** Start DATA LISTING **

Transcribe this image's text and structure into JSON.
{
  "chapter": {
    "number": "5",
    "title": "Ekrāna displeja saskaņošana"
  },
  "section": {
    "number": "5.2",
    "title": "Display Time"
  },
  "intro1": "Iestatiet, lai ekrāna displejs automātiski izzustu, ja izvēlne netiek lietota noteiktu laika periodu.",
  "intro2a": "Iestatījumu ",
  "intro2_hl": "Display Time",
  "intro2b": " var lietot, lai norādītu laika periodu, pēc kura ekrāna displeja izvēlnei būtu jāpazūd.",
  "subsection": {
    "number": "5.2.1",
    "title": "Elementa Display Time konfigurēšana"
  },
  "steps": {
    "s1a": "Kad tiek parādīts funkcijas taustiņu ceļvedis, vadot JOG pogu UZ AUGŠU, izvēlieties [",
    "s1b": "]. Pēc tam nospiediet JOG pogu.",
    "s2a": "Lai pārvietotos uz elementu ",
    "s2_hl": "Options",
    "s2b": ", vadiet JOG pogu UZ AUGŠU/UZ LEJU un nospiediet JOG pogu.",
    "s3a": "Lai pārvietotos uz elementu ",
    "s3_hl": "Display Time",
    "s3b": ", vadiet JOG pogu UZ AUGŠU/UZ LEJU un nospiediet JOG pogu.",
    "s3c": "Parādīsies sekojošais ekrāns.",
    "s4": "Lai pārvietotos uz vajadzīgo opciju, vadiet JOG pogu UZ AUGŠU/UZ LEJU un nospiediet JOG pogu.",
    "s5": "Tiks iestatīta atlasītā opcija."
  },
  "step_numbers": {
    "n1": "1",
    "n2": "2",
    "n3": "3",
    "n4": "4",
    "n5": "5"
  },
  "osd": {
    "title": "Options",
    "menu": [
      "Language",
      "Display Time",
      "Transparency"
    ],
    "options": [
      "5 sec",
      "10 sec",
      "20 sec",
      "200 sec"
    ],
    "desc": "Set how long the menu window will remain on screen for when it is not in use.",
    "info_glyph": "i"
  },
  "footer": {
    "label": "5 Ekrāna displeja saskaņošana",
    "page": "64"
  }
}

** End DATA LISTING **

▶ EXERCISE PROMPT
Repeat the lines above exactly.

▶ WRITTEN RESPONSE
Transcribe this image's text and structure into JSON.
{
  "chapter": {
    "number": "5",
    "title": "Ekrāna displeja saskaņošana"
  },
  "section": {
    "number": "5.2",
    "title": "Display Time"
  },
  "intro1": "Iestatiet, lai ekrāna displejs automātiski izzustu, ja izvēlne netiek lietota noteiktu laika periodu.",
  "intro2a": "Iestatījumu ",
  "intro2_hl": "Display Time",
  "intro2b": " var lietot, lai norādītu laika periodu, pēc kura ekrāna displeja izvēlnei būtu jāpazūd.",
  "subsection": {
    "number": "5.2.1",
    "title": "Elementa Display Time konfigurēšana"
  },
  "steps": {
    "s1a": "Kad tiek parādīts funkcijas taustiņu ceļvedis, vadot JOG pogu UZ AUGŠU, izvēlieties [",
    "s1b": "]. Pēc tam nospiediet JOG pogu.",
    "s2a": "Lai pārvietotos uz elementu ",
    "s2_hl": "Options",
    "s2b": ", vadiet JOG pogu UZ AUGŠU/UZ LEJU un nospiediet JOG pogu.",
    "s3a": "Lai pārvietotos uz elementu ",
    "s3_hl": "Display Time",
    "s3b": ", vadiet JOG pogu UZ AUGŠU/UZ LEJU un nospiediet JOG pogu.",
    "s3c": "Parādīsies sekojošais ekrāns.",
    "s4": "Lai pārvietotos uz vajadzīgo opciju, vadiet JOG pogu UZ AUGŠU/UZ LEJU un nospiediet JOG pogu.",
    "s5": "Tiks iestatīta atlasītā opcija."
  },
  "step_numbers": {
    "n1": "1",
    "n2": "2",
    "n3": "3",
    "n4": "4",
    "n5": "5"
  },
  "osd": {
    "title": "Options",
    "menu": [
      "Language",
      "Display Time",
      "Transparency"
    ],
    "options": [
      "5 sec",
      "10 sec",
      "20 sec",
      "200 sec"
    ],
    "desc": "Set how long the menu window will remain on screen for when it is not in use.",
    "info_glyph": "i"
  },
  "footer": {
    "label": "5 Ekrāna displeja saskaņošana",
    "page": "64"
  }
}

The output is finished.